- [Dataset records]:
============================================================

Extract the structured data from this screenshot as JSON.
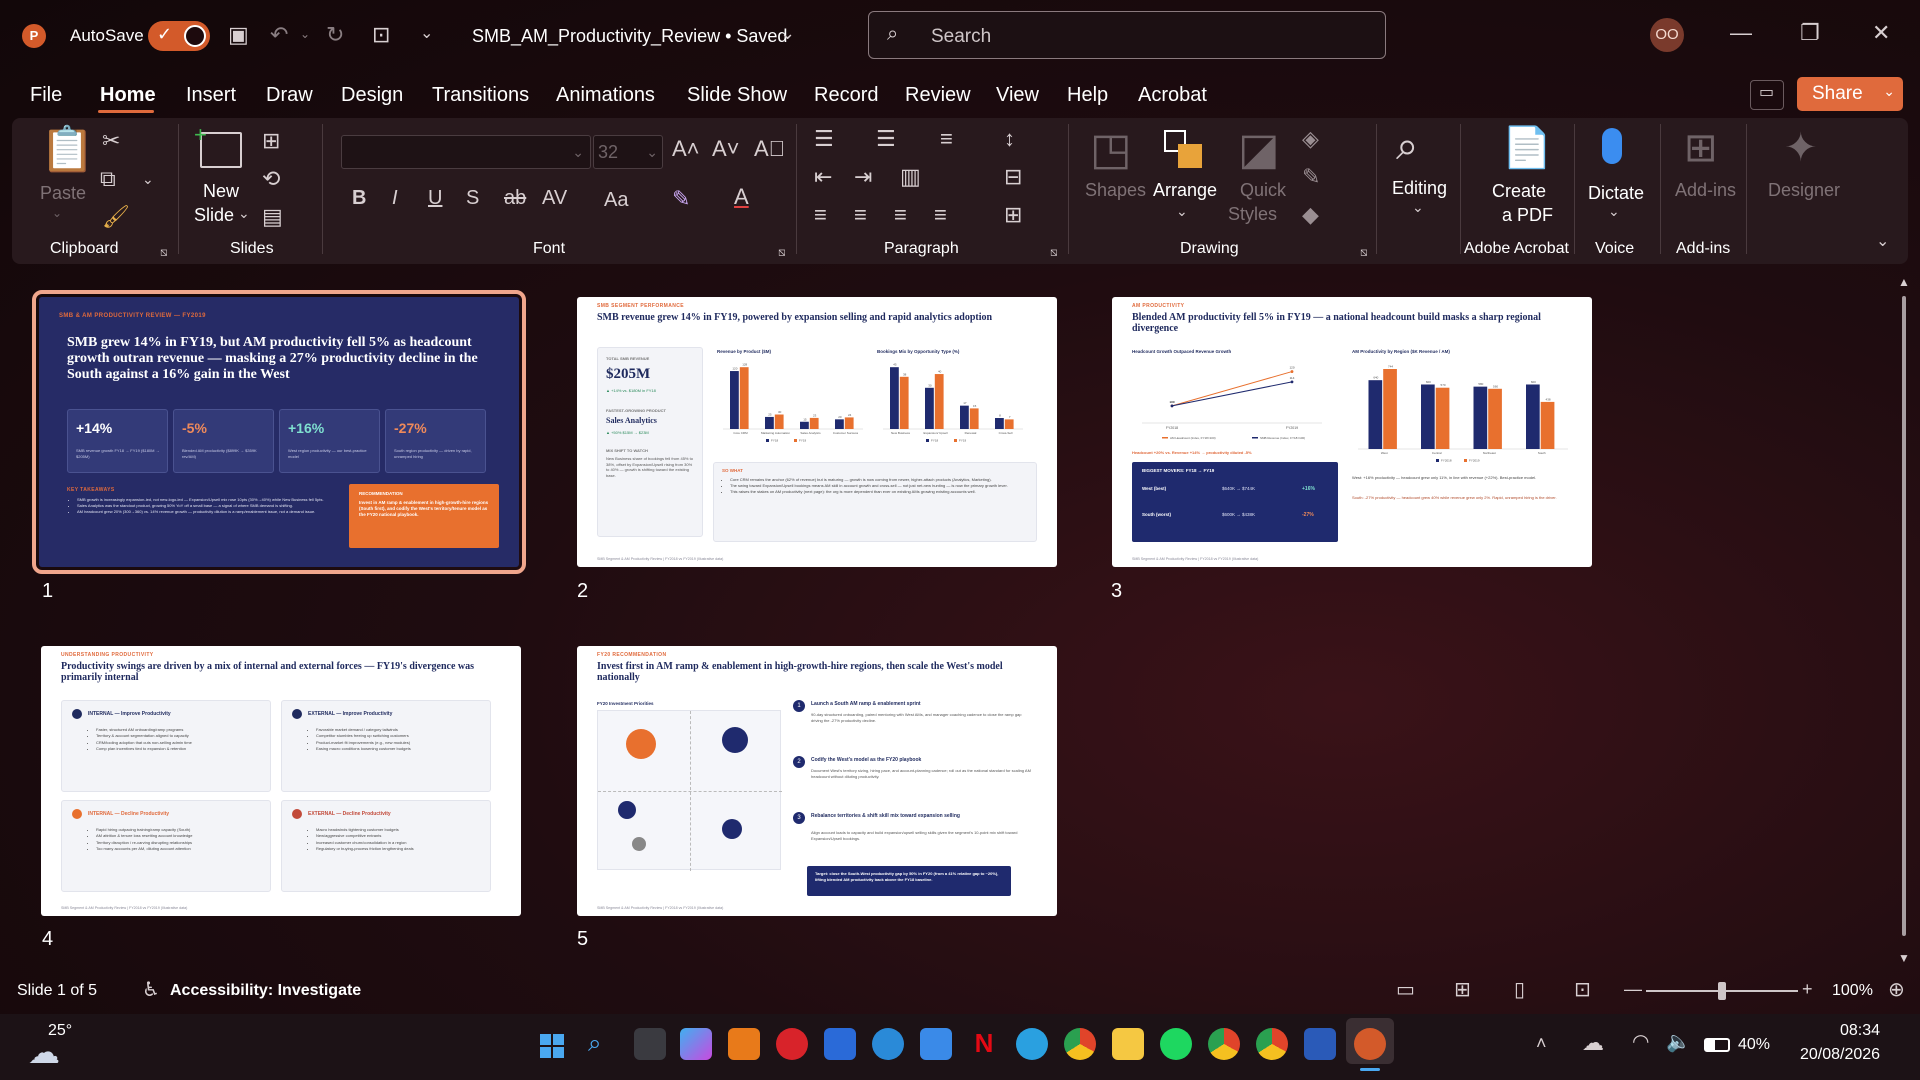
{
  "titlebar": {
    "autosave": "AutoSave",
    "doc_title": "SMB_AM_Productivity_Review • Saved",
    "search_placeholder": "Search",
    "avatar": "OO"
  },
  "menu": [
    "File",
    "Home",
    "Insert",
    "Draw",
    "Design",
    "Transitions",
    "Animations",
    "Slide Show",
    "Record",
    "Review",
    "View",
    "Help",
    "Acrobat"
  ],
  "share": "Share",
  "ribbon": {
    "paste": "Paste",
    "new_slide_1": "New",
    "new_slide_2": "Slide",
    "font_size": "32",
    "shapes": "Shapes",
    "arrange": "Arrange",
    "quick_styles_1": "Quick",
    "quick_styles_2": "Styles",
    "editing": "Editing",
    "create_pdf_1": "Create",
    "create_pdf_2": "a PDF",
    "dictate": "Dictate",
    "addins": "Add-ins",
    "designer": "Designer",
    "groups": {
      "clipboard": "Clipboard",
      "slides": "Slides",
      "font": "Font",
      "paragraph": "Paragraph",
      "drawing": "Drawing",
      "adobe": "Adobe Acrobat",
      "voice": "Voice",
      "addins": "Add-ins"
    }
  },
  "slides": {
    "s1": {
      "num": "1",
      "eyebrow": "SMB & AM PRODUCTIVITY REVIEW — FY2019",
      "title": "SMB grew 14% in FY19, but AM productivity fell 5% as headcount growth outran revenue — masking a 27% productivity decline in the South against a 16% gain in the West",
      "kpis": [
        {
          "v": "+14%",
          "d": "SMB revenue growth FY18 → FY19 ($180M → $205M)"
        },
        {
          "v": "-5%",
          "d": "Blended AM productivity ($899K → $359K rev/AM)"
        },
        {
          "v": "+16%",
          "d": "West region productivity — our best-practice model"
        },
        {
          "v": "-27%",
          "d": "South region productivity — driven by rapid, unramped hiring"
        }
      ],
      "takeaways_h": "KEY TAKEAWAYS",
      "takeaways": [
        "SMB growth is increasingly expansion-led, not new-logo-led — Expansion/Upsell mix rose 10pts (30%→40%) while New Business fell 5pts.",
        "Sales Analytics was the standout product, growing 50% YoY off a small base — a signal of where SMB demand is shifting.",
        "AM headcount grew 20% (300→360) vs. 14% revenue growth — productivity dilution is a ramp/enablement issue, not a demand issue."
      ],
      "rec_h": "RECOMMENDATION",
      "rec": "Invest in AM ramp & enablement in high-growth-hire regions (South first), and codify the West's territory/tenure model as the FY20 national playbook."
    },
    "s2": {
      "num": "2",
      "eyebrow": "SMB SEGMENT PERFORMANCE",
      "title": "SMB revenue grew 14% in FY19, powered by expansion selling and rapid analytics adoption",
      "kpi_h": "TOTAL SMB REVENUE",
      "kpi_v": "$205M",
      "kpi_d": "▲ +14% vs. $180M in FY18",
      "prod_h": "FASTEST-GROWING PRODUCT",
      "prod_v": "Sales Analytics",
      "prod_d": "▲ +50% $15M → $23M",
      "mix_h": "MIX SHIFT TO WATCH",
      "mix_d": "New Business share of bookings fell from 45% to 38%, offset by Expansion/Upsell rising from 30% to 40% — growth is shifting toward the existing base.",
      "c1_title": "Revenue by Product ($M)",
      "c2_title": "Bookings Mix by Opportunity Type (%)",
      "so_h": "SO WHAT",
      "so": [
        "Core CRM remains the anchor (62% of revenue) but is maturing — growth is now coming from newer, higher-attach products (Analytics, Marketing).",
        "The swing toward Expansion/Upsell bookings means AM skill in account growth and cross-sell — not just net-new hunting — is now the primary growth lever.",
        "This raises the stakes on AM productivity (next page): the org is more dependent than ever on existing AMs growing existing accounts well."
      ]
    },
    "s3": {
      "num": "3",
      "eyebrow": "AM PRODUCTIVITY",
      "title": "Blended AM productivity fell 5% in FY19 — a national headcount build masks a sharp regional divergence",
      "c1_title": "Headcount Growth Outpaced Revenue Growth",
      "c2_title": "AM Productivity by Region ($K Revenue / AM)",
      "regions": [
        "West",
        "Central",
        "Northeast",
        "South"
      ],
      "movers_h": "BIGGEST MOVERS: FY18 → FY19",
      "movers": [
        {
          "r": "West (best)",
          "v": "$640K → $744K",
          "p": "+16%"
        },
        {
          "r": "South (worst)",
          "v": "$600K → $438K",
          "p": "-27%"
        }
      ],
      "note1": "Headcount +20% vs. Revenue +14% → productivity diluted -5%",
      "note2": "West: +16% productivity — headcount grew only 11%, in line with revenue (+22%). Best-practice model.",
      "note3": "South: -27% productivity — headcount grew 40% while revenue grew only 2%. Rapid, unramped hiring is the driver."
    },
    "s4": {
      "num": "4",
      "eyebrow": "UNDERSTANDING PRODUCTIVITY",
      "title": "Productivity swings are driven by a mix of internal and external forces — FY19's divergence was primarily internal",
      "quads": [
        {
          "h": "INTERNAL — Improve Productivity",
          "items": [
            "Faster, structured AM onboarding/ramp programs",
            "Territory & account segmentation aligned to capacity",
            "CRM/tooling adoption that cuts non-selling admin time",
            "Comp plan incentives tied to expansion & retention"
          ]
        },
        {
          "h": "EXTERNAL — Improve Productivity",
          "items": [
            "Favorable market demand / category tailwinds",
            "Competitor stumbles freeing up switching customers",
            "Product-market fit improvements (e.g., new modules)",
            "Easing macro conditions loosening customer budgets"
          ]
        },
        {
          "h": "INTERNAL — Decline Productivity",
          "items": [
            "Rapid hiring outpacing training/ramp capacity (South)",
            "AM attrition & tenure loss resetting account knowledge",
            "Territory disruption / re-carving disrupting relationships",
            "Too many accounts per AM, diluting account attention"
          ]
        },
        {
          "h": "EXTERNAL — Decline Productivity",
          "items": [
            "Macro headwinds tightening customer budgets",
            "New/aggressive competitive entrants",
            "Increased customer churn/consolidation in a region",
            "Regulatory or buying-process friction lengthening deals"
          ]
        }
      ]
    },
    "s5": {
      "num": "5",
      "eyebrow": "FY20 RECOMMENDATION",
      "title": "Invest first in AM ramp & enablement in high-growth-hire regions, then scale the West's model nationally",
      "matrix_h": "FY20 Investment Priorities",
      "steps": [
        {
          "n": "1",
          "h": "Launch a South AM ramp & enablement sprint",
          "d": "90-day structured onboarding, paired mentoring with West AMs, and manager coaching cadence to close the ramp gap driving the -27% productivity decline."
        },
        {
          "n": "2",
          "h": "Codify the West's model as the FY20 playbook",
          "d": "Document West's territory sizing, hiring pace, and account-planning cadence; roll out as the national standard for scaling AM headcount without diluting productivity."
        },
        {
          "n": "3",
          "h": "Rebalance territories & shift skill mix toward expansion selling",
          "d": "Align account loads to capacity and build expansion/upsell selling skills given the segment's 10-point mix shift toward Expansion/Upsell bookings."
        }
      ],
      "target": "Target: close the South-West productivity gap by 50% in FY20 (from a 41% relative gap to ~20%), lifting blended AM productivity back above the FY18 baseline."
    }
  },
  "chart_s2a": {
    "type": "bar",
    "categories": [
      "Core CRM",
      "Marketing Automation",
      "Sales Analytics",
      "Customer Success"
    ],
    "series": [
      {
        "name": "FY18",
        "values": [
          120,
          25,
          15,
          20
        ]
      },
      {
        "name": "FY19",
        "values": [
          128,
          30,
          23,
          24
        ]
      }
    ]
  },
  "chart_s2b": {
    "type": "bar",
    "categories": [
      "New Business",
      "Expansion/ Upsell",
      "Renewal",
      "Cross-Sell"
    ],
    "series": [
      {
        "name": "FY18",
        "values": [
          45,
          30,
          17,
          8
        ]
      },
      {
        "name": "FY19",
        "values": [
          38,
          40,
          15,
          7
        ]
      }
    ]
  },
  "chart_s3a": {
    "type": "line",
    "x": [
      "FY2018",
      "FY2019"
    ],
    "series": [
      {
        "name": "AM Headcount (Index, FY18=100)",
        "values": [
          100,
          120
        ]
      },
      {
        "name": "SMB Revenue (Index, FY18=100)",
        "values": [
          100,
          114
        ]
      }
    ]
  },
  "chart_s3b": {
    "type": "bar",
    "categories": [
      "West",
      "Central",
      "Northeast",
      "South"
    ],
    "series": [
      {
        "name": "FY2018",
        "values": [
          640,
          600,
          580,
          600
        ]
      },
      {
        "name": "FY2019",
        "values": [
          744,
          570,
          560,
          438
        ]
      }
    ]
  },
  "status": {
    "slide_of": "Slide 1 of 5",
    "accessibility": "Accessibility: Investigate",
    "zoom": "100%"
  },
  "taskbar": {
    "temp": "25°",
    "battery": "40%",
    "time": "08:34",
    "date": "20/08/2026"
  },
  "colors": {
    "accent": "#e06a3c",
    "navy": "#1f2a5e",
    "ribbon_bg": "#28191d"
  }
}
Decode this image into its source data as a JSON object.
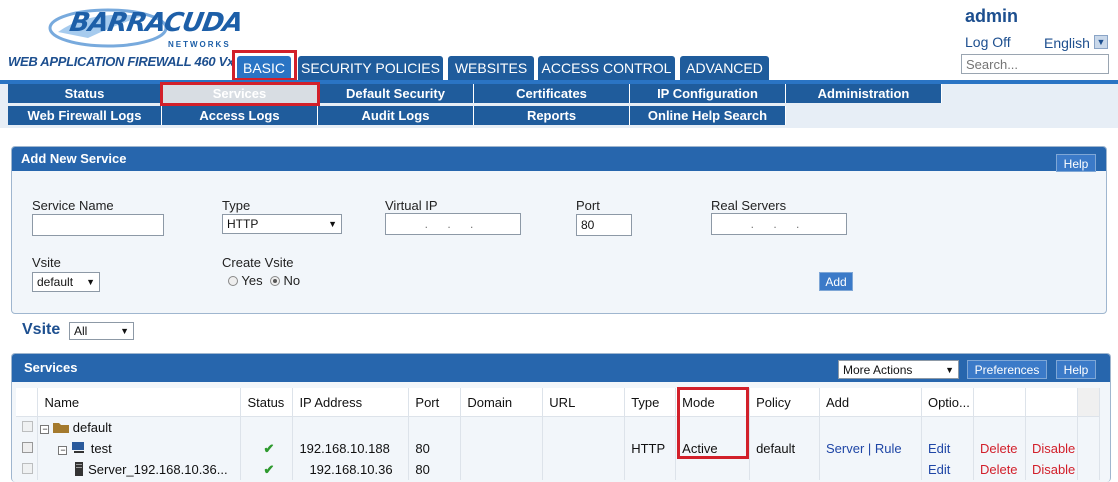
{
  "brand": {
    "name": "BARRACUDA",
    "sub": "NETWORKS",
    "product": "WEB APPLICATION FIREWALL 460 Vx"
  },
  "user": {
    "name": "admin",
    "logoff": "Log Off",
    "language": "English",
    "search_placeholder": "Search..."
  },
  "top_tabs": [
    "BASIC",
    "SECURITY POLICIES",
    "WEBSITES",
    "ACCESS CONTROL",
    "ADVANCED"
  ],
  "sub_tabs_row1": [
    "Status",
    "Services",
    "Default Security",
    "Certificates",
    "IP Configuration",
    "Administration"
  ],
  "sub_tabs_row2": [
    "Web Firewall Logs",
    "Access Logs",
    "Audit Logs",
    "Reports",
    "Online Help Search"
  ],
  "add_service": {
    "title": "Add New Service",
    "help": "Help",
    "service_name_label": "Service Name",
    "type_label": "Type",
    "type_value": "HTTP",
    "virtual_ip_label": "Virtual IP",
    "port_label": "Port",
    "port_value": "80",
    "real_servers_label": "Real Servers",
    "vsite_label": "Vsite",
    "vsite_value": "default",
    "create_vsite_label": "Create Vsite",
    "yes": "Yes",
    "no": "No",
    "add_button": "Add"
  },
  "vsite_filter": {
    "label": "Vsite",
    "value": "All"
  },
  "services": {
    "title": "Services",
    "more_actions": "More Actions",
    "preferences": "Preferences",
    "help": "Help",
    "columns": [
      "Name",
      "Status",
      "IP Address",
      "Port",
      "Domain",
      "URL",
      "Type",
      "Mode",
      "Policy",
      "Add",
      "Optio..."
    ],
    "rows": [
      {
        "name": "default",
        "status": "",
        "ip": "",
        "port": "",
        "domain": "",
        "url": "",
        "type": "",
        "mode": "",
        "policy": "",
        "add": "",
        "edit": "",
        "delete": "",
        "disable": ""
      },
      {
        "name": "test",
        "status": "✔",
        "ip": "192.168.10.188",
        "port": "80",
        "domain": "",
        "url": "",
        "type": "HTTP",
        "mode": "Active",
        "policy": "default",
        "add": "Server | Rule",
        "edit": "Edit",
        "delete": "Delete",
        "disable": "Disable"
      },
      {
        "name": "Server_192.168.10.36...",
        "status": "✔",
        "ip": "192.168.10.36",
        "port": "80",
        "domain": "",
        "url": "",
        "type": "",
        "mode": "",
        "policy": "",
        "add": "",
        "edit": "Edit",
        "delete": "Delete",
        "disable": "Disable"
      }
    ]
  },
  "colors": {
    "nav_blue": "#1f5c9c",
    "active_tab": "#2a74c4",
    "highlight_red": "#d2202a"
  }
}
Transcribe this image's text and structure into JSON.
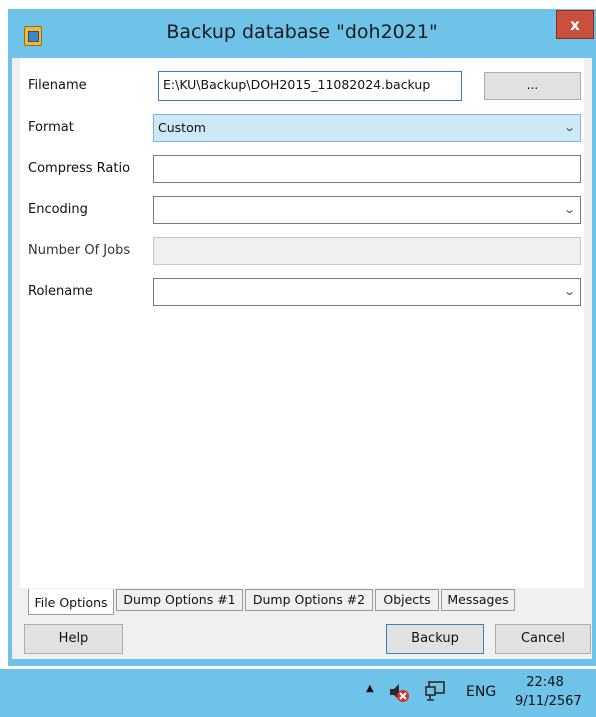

============================================================

- [Problem statement]:
Keep only the lines that hold the string "South", and copy them out.

- [In response]:
      "title": "SMB grew 14% in FY19, but AM productivity fell 5% as headcount growth outran revenue — masking a 27% productivity decline in the South against a 16% gain in the West",
          "d": "South region productivity — driven by rapid, unramped hiring"
      "rec": "Invest in AM ramp & enablement in high-growth-hire regions (South first), and codify the West's territory/tenure model as the FY20 national playbook."
        "South"
          "r": "South (worst)",
      "note3": "South: -27% productivity — headcount grew 40% while revenue grew only 2%. Rapid, unramped hiring is the driver."
            "Rapid hiring outpacing training/ramp capacity (South)",
          "h": "Launch a South AM ramp & enablement sprint",
      "target": "Target: close the South-West productivity gap by 50% in FY20 (from a 41% relative gap to ~20%), lifting blended AM productivity back above the FY18 baseline."
      "South"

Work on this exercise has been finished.